Interessante Trades aus der Rubrik "Live" oder Spontantrades werden hier näher analysiert. Ich gehe vor allem auf die technische Seite ein, bei Domtrader1 teilweise auch auf den zugrundeliegenden Geisteszustand (sofern es einen definierbaren gab).

Die Trades werden wie im folgenden Schema gezeigt. Die gestrichelte, senkrechte, graue Linie zeigt den Zeitpunkt, an dem die Order eingestellt und die Idee publiziert wurde. Die hellblauen waagrechten Linien sind Entry (Einstieg) und Target (Ziel), der hellblaue Pfeil zeigt die Richtung des Trades. Die rote, waagrechte Linie ist der Stop.

Am einfachsten lassen sich die Trades anschauen, wenn man die Charts mit Shift + Klick in einem neuen Fenster öffnet.

 
 
 
 
 

Beiträge

CRV, ein anderer Blickwinkel       06.12.2021
Target oder Vorhersage?       07.12.2021
Double Bottom       09.12.2021
Geduld und Vertrauen       13.12.2021
Breakout Trade       02.06.2022
Massarbeit: Verstand oder Glück?       23.09.2022


CRV, ein anderer Blickwinkel

Trader: Domtrader106.12.2021

CRV ist das Chance-Risiko-Verhältnis (Reward-to-Risk Ratio), also potentieller Gewinn geteilt durch potentieller Verlust bzw. (Target-Entry)/(Entry-Stop). Bei einem CRV von 3 ist das Target drei Mal grösser als der Stop. Meistens bewegt sich der CRV zwischen 1 und 5. Heute wollte ich allerdings mit einem Stop von 4 Ticks einen Gewinn von 50 Ticks machen, hatte also einem CRV von 12.5. Die Idee war gut und das Target wurde erreicht. Leider wurde der Trade aber nicht ausgelöst, weil der Preis nicht mehr hoch genug zum Entry kam. Das war Pech. Oder nicht? Meine Idee war, dass ich einige Ticks unter dem bisherigen Hoch einsteige. Ich hatte allerdings die dünne rote Linie nicht eingezeichnet. Diese zeigt, dass die letzten Minutenhochs langsam nach unten gehen. Extrapoliert man diese "Trendlinie" um ein paar Minuten, kommt man eher auf einen Entry um 68.17 und nicht 68.25. Die 68.21 wurden dann erreicht. Technisch gesehen könnte man also sagen, dass ich meine Chancen für eine Ausführung des Trades deutlich verringert habe, weil ich oberhalb dieser roten Linie einsteigen wollte. Bei einem Entry unterhalb der roten Linie bei 68.15 wäre der CRV immer noch über 2.5 gelegen. Abgesehen von der technischen Seite war ich mir nicht sicher, ob der Trade wirklich funktioniert. Mein Eindruck war, dass der Tag gesamthaft leicht nach oben tendiert. Der Eindruck war richtig. Das Target wurde knapp erreicht und dann ging es für den Rest des Tages 200 Ticks nach oben. Aufgrund der Unsicherheit habe ich also weniger riskiert (4 Ticks statt 14), das CRV erhöht und deswegen den Trade verpasst. Ich wollte weniger investieren und trotzdem den gleichen Gewinn machen. Leider hat das nicht funktioniert, weil dadurch die Wahrscheinlichkeit sinkt, dass der Trade überhaupt zustande kommt. Was lerne ich daraus? Das CRV sollte einzig von den Charts abhängen und nicht vom eigenen Befinden. Wenn ich Zweifel habe, lieber gar nichts machen und zuschauen. Wenn ich überzeugt bin, dann richtig investieren.

DIE DATENSÄTZE:
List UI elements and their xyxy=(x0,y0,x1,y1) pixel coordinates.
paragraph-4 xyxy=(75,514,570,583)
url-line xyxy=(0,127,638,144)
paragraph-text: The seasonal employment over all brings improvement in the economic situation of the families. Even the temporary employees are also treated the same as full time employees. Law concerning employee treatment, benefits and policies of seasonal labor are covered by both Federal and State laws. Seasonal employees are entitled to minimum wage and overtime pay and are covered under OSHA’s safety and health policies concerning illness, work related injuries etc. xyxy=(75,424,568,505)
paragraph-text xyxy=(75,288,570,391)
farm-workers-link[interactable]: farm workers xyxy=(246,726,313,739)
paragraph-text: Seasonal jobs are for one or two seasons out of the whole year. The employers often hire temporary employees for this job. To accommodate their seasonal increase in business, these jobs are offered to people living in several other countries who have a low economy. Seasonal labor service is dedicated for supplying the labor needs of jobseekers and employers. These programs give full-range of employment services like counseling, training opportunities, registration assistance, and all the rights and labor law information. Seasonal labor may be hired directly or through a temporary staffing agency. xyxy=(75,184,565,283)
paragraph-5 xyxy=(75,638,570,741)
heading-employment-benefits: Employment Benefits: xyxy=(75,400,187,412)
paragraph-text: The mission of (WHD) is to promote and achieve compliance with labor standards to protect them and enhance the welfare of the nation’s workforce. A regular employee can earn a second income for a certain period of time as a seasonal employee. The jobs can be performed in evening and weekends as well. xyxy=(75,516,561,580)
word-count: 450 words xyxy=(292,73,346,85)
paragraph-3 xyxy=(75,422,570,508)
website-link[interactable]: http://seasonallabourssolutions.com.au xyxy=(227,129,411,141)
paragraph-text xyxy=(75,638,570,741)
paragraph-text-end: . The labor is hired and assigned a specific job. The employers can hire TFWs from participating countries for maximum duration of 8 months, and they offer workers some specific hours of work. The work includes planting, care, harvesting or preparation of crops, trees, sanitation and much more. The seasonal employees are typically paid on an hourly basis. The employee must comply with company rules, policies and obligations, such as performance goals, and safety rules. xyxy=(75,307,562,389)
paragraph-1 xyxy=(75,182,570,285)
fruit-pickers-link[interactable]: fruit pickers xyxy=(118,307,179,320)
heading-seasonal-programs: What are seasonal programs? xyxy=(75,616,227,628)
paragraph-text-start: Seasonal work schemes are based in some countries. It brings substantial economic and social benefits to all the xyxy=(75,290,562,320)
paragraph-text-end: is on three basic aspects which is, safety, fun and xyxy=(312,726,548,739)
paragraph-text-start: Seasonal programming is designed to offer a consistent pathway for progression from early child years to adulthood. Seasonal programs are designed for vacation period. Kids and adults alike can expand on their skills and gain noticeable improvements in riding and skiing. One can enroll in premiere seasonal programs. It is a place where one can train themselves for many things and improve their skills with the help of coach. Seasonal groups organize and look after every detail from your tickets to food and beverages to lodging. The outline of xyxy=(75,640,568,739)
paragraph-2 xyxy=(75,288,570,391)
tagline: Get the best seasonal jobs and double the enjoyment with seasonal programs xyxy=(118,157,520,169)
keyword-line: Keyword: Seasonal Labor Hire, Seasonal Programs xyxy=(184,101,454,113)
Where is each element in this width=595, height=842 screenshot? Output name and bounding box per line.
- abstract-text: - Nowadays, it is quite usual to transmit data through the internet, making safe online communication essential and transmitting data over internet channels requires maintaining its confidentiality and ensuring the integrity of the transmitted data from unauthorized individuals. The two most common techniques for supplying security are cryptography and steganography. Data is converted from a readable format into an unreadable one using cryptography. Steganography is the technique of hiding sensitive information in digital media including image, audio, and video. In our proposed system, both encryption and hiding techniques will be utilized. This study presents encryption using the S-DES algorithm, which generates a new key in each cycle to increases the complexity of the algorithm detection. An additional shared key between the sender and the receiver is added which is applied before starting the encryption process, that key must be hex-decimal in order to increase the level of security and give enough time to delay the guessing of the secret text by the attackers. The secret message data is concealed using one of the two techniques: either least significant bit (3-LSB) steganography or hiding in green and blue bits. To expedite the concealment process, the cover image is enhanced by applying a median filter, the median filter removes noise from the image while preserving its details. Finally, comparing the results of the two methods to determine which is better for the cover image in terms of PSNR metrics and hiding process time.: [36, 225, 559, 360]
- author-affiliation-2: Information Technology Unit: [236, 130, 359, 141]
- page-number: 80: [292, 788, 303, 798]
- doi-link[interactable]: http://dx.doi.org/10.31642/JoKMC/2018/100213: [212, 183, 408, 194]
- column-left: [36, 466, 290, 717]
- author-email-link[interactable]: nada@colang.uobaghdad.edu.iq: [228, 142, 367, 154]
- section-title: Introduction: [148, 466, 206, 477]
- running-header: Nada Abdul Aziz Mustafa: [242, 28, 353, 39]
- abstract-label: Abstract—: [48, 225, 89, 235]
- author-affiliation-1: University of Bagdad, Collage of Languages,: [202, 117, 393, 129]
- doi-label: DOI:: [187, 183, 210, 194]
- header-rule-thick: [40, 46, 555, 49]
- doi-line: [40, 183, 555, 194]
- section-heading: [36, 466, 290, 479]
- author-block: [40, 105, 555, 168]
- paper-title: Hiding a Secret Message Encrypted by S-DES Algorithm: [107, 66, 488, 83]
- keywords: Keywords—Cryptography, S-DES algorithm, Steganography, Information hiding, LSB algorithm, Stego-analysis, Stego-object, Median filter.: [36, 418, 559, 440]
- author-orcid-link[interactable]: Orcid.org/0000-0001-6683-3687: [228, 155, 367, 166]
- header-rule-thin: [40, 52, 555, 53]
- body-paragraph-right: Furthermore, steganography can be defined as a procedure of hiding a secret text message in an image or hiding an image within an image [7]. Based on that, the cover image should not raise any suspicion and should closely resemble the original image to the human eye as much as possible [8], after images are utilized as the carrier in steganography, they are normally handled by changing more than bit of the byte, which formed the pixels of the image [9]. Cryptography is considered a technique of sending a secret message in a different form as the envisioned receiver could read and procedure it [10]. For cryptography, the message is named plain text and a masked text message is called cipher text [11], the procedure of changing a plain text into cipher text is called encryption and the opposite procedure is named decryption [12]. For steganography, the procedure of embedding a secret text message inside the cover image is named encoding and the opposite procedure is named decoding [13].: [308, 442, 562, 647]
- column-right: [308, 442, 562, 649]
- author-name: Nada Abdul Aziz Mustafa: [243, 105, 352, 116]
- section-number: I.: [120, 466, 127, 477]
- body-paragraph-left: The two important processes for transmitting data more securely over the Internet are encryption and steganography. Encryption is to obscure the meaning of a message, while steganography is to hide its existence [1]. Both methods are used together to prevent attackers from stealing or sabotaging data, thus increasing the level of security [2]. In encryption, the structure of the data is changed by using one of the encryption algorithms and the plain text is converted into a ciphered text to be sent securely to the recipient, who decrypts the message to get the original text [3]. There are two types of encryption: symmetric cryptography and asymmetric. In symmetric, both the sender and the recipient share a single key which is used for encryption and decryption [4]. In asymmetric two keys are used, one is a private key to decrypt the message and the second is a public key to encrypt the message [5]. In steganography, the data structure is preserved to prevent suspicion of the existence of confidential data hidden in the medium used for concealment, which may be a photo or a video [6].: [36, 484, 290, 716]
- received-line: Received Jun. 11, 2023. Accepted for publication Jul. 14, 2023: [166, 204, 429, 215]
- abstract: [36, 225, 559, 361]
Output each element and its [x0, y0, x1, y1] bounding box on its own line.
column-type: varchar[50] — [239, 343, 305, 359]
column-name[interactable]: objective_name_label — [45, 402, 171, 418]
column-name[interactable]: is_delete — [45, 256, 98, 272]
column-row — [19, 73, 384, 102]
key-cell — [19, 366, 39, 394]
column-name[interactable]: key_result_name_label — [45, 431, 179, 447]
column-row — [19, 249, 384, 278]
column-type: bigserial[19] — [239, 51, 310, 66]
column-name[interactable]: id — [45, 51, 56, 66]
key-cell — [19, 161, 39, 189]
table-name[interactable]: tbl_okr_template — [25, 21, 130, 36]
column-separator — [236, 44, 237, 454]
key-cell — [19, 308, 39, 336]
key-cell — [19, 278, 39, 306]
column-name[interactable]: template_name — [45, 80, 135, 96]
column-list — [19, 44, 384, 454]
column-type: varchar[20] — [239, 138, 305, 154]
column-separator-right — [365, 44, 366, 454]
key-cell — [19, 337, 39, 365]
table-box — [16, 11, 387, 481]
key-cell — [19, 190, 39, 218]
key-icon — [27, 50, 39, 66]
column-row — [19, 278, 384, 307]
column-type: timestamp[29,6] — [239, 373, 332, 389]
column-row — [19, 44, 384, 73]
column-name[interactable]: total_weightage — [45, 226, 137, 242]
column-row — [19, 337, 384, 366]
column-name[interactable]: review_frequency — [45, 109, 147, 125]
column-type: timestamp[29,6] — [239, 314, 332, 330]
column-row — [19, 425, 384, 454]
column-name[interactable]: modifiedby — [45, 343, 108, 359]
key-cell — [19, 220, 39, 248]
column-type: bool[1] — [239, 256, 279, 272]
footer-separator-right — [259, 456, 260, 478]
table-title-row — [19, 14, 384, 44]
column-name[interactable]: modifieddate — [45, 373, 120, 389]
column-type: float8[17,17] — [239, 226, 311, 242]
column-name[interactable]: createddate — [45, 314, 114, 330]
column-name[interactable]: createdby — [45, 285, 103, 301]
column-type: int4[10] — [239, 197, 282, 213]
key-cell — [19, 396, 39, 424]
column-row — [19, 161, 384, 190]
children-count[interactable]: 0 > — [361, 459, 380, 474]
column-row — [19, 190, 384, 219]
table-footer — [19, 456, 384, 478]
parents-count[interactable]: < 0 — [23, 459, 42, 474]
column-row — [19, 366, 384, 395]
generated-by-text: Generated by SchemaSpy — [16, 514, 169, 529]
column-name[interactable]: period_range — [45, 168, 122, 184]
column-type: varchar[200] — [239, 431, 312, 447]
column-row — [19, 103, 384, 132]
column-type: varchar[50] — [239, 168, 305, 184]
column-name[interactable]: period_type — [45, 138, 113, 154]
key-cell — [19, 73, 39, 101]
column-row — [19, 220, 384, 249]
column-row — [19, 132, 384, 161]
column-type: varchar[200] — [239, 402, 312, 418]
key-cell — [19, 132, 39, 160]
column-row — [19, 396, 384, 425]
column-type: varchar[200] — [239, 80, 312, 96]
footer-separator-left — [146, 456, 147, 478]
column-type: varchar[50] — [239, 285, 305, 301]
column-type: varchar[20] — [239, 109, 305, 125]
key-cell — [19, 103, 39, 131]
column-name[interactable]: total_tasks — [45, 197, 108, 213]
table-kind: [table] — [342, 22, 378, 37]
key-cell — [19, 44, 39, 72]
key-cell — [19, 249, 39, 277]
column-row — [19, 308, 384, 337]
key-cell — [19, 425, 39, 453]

DEINE AUFGABE: Gib aus dem Text den Abschnitt Wort für Wort wieder, der mit den Worten „Interessante Trades aus“ anfängt und mit „ist der Stop.“ aufhört. Die Datensätze haben mit dem Text nichts zu tun.

DEINE ANTWORT:
Interessante Trades aus der Rubrik "Live" oder Spontantrades werden hier näher analysiert. Ich gehe vor allem auf die technische Seite ein, bei Domtrader1 teilweise auch auf den zugrundeliegenden Geisteszustand (sofern es einen definierbaren gab).

Die Trades werden wie im folgenden Schema gezeigt. Die gestrichelte, senkrechte, graue Linie zeigt den Zeitpunkt, an dem die Order eingestellt und die Idee publiziert wurde. Die hellblauen waagrechten Linien sind Entry (Einstieg) und Target (Ziel), der hellblaue Pfeil zeigt die Richtung des Trades. Die rote, waagrechte Linie ist der Stop.